## Aim of the task
Transcribe every line, keeping it exact.

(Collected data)

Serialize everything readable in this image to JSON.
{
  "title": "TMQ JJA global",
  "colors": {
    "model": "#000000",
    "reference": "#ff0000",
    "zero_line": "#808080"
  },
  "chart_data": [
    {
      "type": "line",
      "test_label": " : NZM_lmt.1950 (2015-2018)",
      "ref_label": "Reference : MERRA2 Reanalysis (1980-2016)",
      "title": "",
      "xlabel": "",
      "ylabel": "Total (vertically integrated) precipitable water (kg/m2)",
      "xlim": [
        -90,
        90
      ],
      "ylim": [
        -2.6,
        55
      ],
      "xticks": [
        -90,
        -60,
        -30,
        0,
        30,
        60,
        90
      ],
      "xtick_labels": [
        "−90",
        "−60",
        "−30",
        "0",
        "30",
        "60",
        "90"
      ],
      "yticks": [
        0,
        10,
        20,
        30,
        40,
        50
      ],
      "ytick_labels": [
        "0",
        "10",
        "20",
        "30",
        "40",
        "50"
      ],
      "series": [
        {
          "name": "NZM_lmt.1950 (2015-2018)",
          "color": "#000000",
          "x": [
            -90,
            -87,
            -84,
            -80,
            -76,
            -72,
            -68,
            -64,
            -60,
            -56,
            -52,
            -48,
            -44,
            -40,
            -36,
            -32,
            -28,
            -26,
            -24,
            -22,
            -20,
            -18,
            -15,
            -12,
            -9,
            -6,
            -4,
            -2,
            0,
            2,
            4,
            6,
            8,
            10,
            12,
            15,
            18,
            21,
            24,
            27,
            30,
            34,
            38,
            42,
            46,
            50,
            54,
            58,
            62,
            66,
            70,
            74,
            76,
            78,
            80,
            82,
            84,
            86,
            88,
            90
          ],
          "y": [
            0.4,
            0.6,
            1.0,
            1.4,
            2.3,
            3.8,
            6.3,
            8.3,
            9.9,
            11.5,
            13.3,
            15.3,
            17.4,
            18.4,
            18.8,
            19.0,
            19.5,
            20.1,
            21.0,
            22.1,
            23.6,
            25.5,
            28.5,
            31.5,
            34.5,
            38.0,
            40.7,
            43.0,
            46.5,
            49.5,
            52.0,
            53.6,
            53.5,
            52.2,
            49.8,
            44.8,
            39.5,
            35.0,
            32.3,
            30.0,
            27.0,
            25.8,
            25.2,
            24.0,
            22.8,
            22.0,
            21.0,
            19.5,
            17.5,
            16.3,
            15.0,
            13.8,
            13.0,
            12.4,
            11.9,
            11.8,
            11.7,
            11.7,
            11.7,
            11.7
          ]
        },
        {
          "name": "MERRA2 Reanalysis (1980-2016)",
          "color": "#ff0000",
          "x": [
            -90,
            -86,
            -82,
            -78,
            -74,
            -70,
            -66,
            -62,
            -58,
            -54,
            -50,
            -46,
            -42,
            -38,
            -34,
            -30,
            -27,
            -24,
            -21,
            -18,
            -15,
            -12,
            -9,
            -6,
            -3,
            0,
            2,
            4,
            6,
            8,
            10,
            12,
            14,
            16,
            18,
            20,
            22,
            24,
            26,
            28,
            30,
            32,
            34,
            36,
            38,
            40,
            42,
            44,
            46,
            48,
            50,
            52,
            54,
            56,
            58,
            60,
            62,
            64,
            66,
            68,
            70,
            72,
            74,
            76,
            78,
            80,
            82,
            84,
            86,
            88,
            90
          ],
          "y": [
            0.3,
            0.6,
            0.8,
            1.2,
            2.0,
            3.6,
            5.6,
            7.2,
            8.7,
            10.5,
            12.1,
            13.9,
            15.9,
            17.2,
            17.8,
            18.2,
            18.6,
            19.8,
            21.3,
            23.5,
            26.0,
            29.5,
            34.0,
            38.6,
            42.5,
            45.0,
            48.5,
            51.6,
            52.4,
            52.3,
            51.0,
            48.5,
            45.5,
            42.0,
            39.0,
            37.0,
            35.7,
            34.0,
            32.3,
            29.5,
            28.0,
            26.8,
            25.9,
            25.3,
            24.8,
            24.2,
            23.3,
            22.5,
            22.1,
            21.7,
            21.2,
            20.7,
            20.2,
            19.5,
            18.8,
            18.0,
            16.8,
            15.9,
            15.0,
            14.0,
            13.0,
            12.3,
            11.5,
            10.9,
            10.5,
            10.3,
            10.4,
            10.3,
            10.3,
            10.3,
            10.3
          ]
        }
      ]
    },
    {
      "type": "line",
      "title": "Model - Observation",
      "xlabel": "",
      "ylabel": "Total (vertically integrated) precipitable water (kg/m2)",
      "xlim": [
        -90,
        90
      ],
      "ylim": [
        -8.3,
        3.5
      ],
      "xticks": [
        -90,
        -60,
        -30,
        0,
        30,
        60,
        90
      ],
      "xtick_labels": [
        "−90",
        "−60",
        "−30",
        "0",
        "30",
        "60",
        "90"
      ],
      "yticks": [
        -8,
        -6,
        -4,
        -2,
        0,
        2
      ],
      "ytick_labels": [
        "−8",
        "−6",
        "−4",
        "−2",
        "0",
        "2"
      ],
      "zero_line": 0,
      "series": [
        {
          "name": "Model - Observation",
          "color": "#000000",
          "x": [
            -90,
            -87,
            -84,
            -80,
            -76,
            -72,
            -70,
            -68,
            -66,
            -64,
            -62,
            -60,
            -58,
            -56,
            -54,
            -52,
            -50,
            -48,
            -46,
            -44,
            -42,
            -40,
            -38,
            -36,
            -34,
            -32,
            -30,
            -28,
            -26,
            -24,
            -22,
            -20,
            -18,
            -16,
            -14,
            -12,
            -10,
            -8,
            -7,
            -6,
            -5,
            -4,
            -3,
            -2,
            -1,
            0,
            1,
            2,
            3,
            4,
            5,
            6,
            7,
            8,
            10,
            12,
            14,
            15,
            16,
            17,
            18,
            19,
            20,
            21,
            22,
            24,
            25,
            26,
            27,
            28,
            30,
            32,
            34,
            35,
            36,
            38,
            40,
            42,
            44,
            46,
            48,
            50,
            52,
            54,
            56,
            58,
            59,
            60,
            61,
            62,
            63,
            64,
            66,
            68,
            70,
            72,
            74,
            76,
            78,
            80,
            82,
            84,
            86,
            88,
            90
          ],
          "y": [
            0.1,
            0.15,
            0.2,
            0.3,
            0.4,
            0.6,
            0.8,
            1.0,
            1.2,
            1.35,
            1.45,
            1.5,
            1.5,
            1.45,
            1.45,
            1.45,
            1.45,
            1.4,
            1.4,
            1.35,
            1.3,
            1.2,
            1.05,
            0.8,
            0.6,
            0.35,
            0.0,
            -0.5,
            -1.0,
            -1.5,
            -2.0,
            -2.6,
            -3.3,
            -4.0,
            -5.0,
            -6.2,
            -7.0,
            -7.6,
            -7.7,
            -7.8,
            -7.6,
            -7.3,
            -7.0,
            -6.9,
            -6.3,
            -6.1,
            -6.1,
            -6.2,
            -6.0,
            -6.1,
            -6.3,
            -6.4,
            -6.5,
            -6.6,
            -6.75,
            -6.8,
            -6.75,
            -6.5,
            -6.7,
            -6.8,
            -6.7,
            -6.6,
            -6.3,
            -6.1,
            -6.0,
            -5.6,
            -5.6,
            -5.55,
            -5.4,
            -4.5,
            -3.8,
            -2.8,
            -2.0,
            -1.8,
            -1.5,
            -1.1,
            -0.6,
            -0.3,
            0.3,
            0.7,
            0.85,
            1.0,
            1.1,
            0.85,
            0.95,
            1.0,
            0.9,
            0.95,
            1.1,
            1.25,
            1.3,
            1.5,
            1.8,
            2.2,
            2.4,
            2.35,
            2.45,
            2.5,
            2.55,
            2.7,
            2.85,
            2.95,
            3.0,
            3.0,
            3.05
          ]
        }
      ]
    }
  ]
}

## Full output
Serialize everything readable in this image to JSON.
{
  "title": "TMQ JJA global",
  "colors": {
    "model": "#000000",
    "reference": "#ff0000",
    "zero_line": "#808080"
  },
  "chart_data": [
    {
      "type": "line",
      "test_label": " : NZM_lmt.1950 (2015-2018)",
      "ref_label": "Reference : MERRA2 Reanalysis (1980-2016)",
      "title": "",
      "xlabel": "",
      "ylabel": "Total (vertically integrated) precipitable water (kg/m2)",
      "xlim": [
        -90,
        90
      ],
      "ylim": [
        -2.6,
        55
      ],
      "xticks": [
        -90,
        -60,
        -30,
        0,
        30,
        60,
        90
      ],
      "xtick_labels": [
        "−90",
        "−60",
        "−30",
        "0",
        "30",
        "60",
        "90"
      ],
      "yticks": [
        0,
        10,
        20,
        30,
        40,
        50
      ],
      "ytick_labels": [
        "0",
        "10",
        "20",
        "30",
        "40",
        "50"
      ],
      "series": [
        {
          "name": "NZM_lmt.1950 (2015-2018)",
          "color": "#000000",
          "x": [
            -90,
            -87,
            -84,
            -80,
            -76,
            -72,
            -68,
            -64,
            -60,
            -56,
            -52,
            -48,
            -44,
            -40,
            -36,
            -32,
            -28,
            -26,
            -24,
            -22,
            -20,
            -18,
            -15,
            -12,
            -9,
            -6,
            -4,
            -2,
            0,
            2,
            4,
            6,
            8,
            10,
            12,
            15,
            18,
            21,
            24,
            27,
            30,
            34,
            38,
            42,
            46,
            50,
            54,
            58,
            62,
            66,
            70,
            74,
            76,
            78,
            80,
            82,
            84,
            86,
            88,
            90
          ],
          "y": [
            0.4,
            0.6,
            1.0,
            1.4,
            2.3,
            3.8,
            6.3,
            8.3,
            9.9,
            11.5,
            13.3,
            15.3,
            17.4,
            18.4,
            18.8,
            19.0,
            19.5,
            20.1,
            21.0,
            22.1,
            23.6,
            25.5,
            28.5,
            31.5,
            34.5,
            38.0,
            40.7,
            43.0,
            46.5,
            49.5,
            52.0,
            53.6,
            53.5,
            52.2,
            49.8,
            44.8,
            39.5,
            35.0,
            32.3,
            30.0,
            27.0,
            25.8,
            25.2,
            24.0,
            22.8,
            22.0,
            21.0,
            19.5,
            17.5,
            16.3,
            15.0,
            13.8,
            13.0,
            12.4,
            11.9,
            11.8,
            11.7,
            11.7,
            11.7,
            11.7
          ]
        },
        {
          "name": "MERRA2 Reanalysis (1980-2016)",
          "color": "#ff0000",
          "x": [
            -90,
            -86,
            -82,
            -78,
            -74,
            -70,
            -66,
            -62,
            -58,
            -54,
            -50,
            -46,
            -42,
            -38,
            -34,
            -30,
            -27,
            -24,
            -21,
            -18,
            -15,
            -12,
            -9,
            -6,
            -3,
            0,
            2,
            4,
            6,
            8,
            10,
            12,
            14,
            16,
            18,
            20,
            22,
            24,
            26,
            28,
            30,
            32,
            34,
            36,
            38,
            40,
            42,
            44,
            46,
            48,
            50,
            52,
            54,
            56,
            58,
            60,
            62,
            64,
            66,
            68,
            70,
            72,
            74,
            76,
            78,
            80,
            82,
            84,
            86,
            88,
            90
          ],
          "y": [
            0.3,
            0.6,
            0.8,
            1.2,
            2.0,
            3.6,
            5.6,
            7.2,
            8.7,
            10.5,
            12.1,
            13.9,
            15.9,
            17.2,
            17.8,
            18.2,
            18.6,
            19.8,
            21.3,
            23.5,
            26.0,
            29.5,
            34.0,
            38.6,
            42.5,
            45.0,
            48.5,
            51.6,
            52.4,
            52.3,
            51.0,
            48.5,
            45.5,
            42.0,
            39.0,
            37.0,
            35.7,
            34.0,
            32.3,
            29.5,
            28.0,
            26.8,
            25.9,
            25.3,
            24.8,
            24.2,
            23.3,
            22.5,
            22.1,
            21.7,
            21.2,
            20.7,
            20.2,
            19.5,
            18.8,
            18.0,
            16.8,
            15.9,
            15.0,
            14.0,
            13.0,
            12.3,
            11.5,
            10.9,
            10.5,
            10.3,
            10.4,
            10.3,
            10.3,
            10.3,
            10.3
          ]
        }
      ]
    },
    {
      "type": "line",
      "title": "Model - Observation",
      "xlabel": "",
      "ylabel": "Total (vertically integrated) precipitable water (kg/m2)",
      "xlim": [
        -90,
        90
      ],
      "ylim": [
        -8.3,
        3.5
      ],
      "xticks": [
        -90,
        -60,
        -30,
        0,
        30,
        60,
        90
      ],
      "xtick_labels": [
        "−90",
        "−60",
        "−30",
        "0",
        "30",
        "60",
        "90"
      ],
      "yticks": [
        -8,
        -6,
        -4,
        -2,
        0,
        2
      ],
      "ytick_labels": [
        "−8",
        "−6",
        "−4",
        "−2",
        "0",
        "2"
      ],
      "zero_line": 0,
      "series": [
        {
          "name": "Model - Observation",
          "color": "#000000",
          "x": [
            -90,
            -87,
            -84,
            -80,
            -76,
            -72,
            -70,
            -68,
            -66,
            -64,
            -62,
            -60,
            -58,
            -56,
            -54,
            -52,
            -50,
            -48,
            -46,
            -44,
            -42,
            -40,
            -38,
            -36,
            -34,
            -32,
            -30,
            -28,
            -26,
            -24,
            -22,
            -20,
            -18,
            -16,
            -14,
            -12,
            -10,
            -8,
            -7,
            -6,
            -5,
            -4,
            -3,
            -2,
            -1,
            0,
            1,
            2,
            3,
            4,
            5,
            6,
            7,
            8,
            10,
            12,
            14,
            15,
            16,
            17,
            18,
            19,
            20,
            21,
            22,
            24,
            25,
            26,
            27,
            28,
            30,
            32,
            34,
            35,
            36,
            38,
            40,
            42,
            44,
            46,
            48,
            50,
            52,
            54,
            56,
            58,
            59,
            60,
            61,
            62,
            63,
            64,
            66,
            68,
            70,
            72,
            74,
            76,
            78,
            80,
            82,
            84,
            86,
            88,
            90
          ],
          "y": [
            0.1,
            0.15,
            0.2,
            0.3,
            0.4,
            0.6,
            0.8,
            1.0,
            1.2,
            1.35,
            1.45,
            1.5,
            1.5,
            1.45,
            1.45,
            1.45,
            1.45,
            1.4,
            1.4,
            1.35,
            1.3,
            1.2,
            1.05,
            0.8,
            0.6,
            0.35,
            0.0,
            -0.5,
            -1.0,
            -1.5,
            -2.0,
            -2.6,
            -3.3,
            -4.0,
            -5.0,
            -6.2,
            -7.0,
            -7.6,
            -7.7,
            -7.8,
            -7.6,
            -7.3,
            -7.0,
            -6.9,
            -6.3,
            -6.1,
            -6.1,
            -6.2,
            -6.0,
            -6.1,
            -6.3,
            -6.4,
            -6.5,
            -6.6,
            -6.75,
            -6.8,
            -6.75,
            -6.5,
            -6.7,
            -6.8,
            -6.7,
            -6.6,
            -6.3,
            -6.1,
            -6.0,
            -5.6,
            -5.6,
            -5.55,
            -5.4,
            -4.5,
            -3.8,
            -2.8,
            -2.0,
            -1.8,
            -1.5,
            -1.1,
            -0.6,
            -0.3,
            0.3,
            0.7,
            0.85,
            1.0,
            1.1,
            0.85,
            0.95,
            1.0,
            0.9,
            0.95,
            1.1,
            1.25,
            1.3,
            1.5,
            1.8,
            2.2,
            2.4,
            2.35,
            2.45,
            2.5,
            2.55,
            2.7,
            2.85,
            2.95,
            3.0,
            3.0,
            3.05
          ]
        }
      ]
    }
  ]
}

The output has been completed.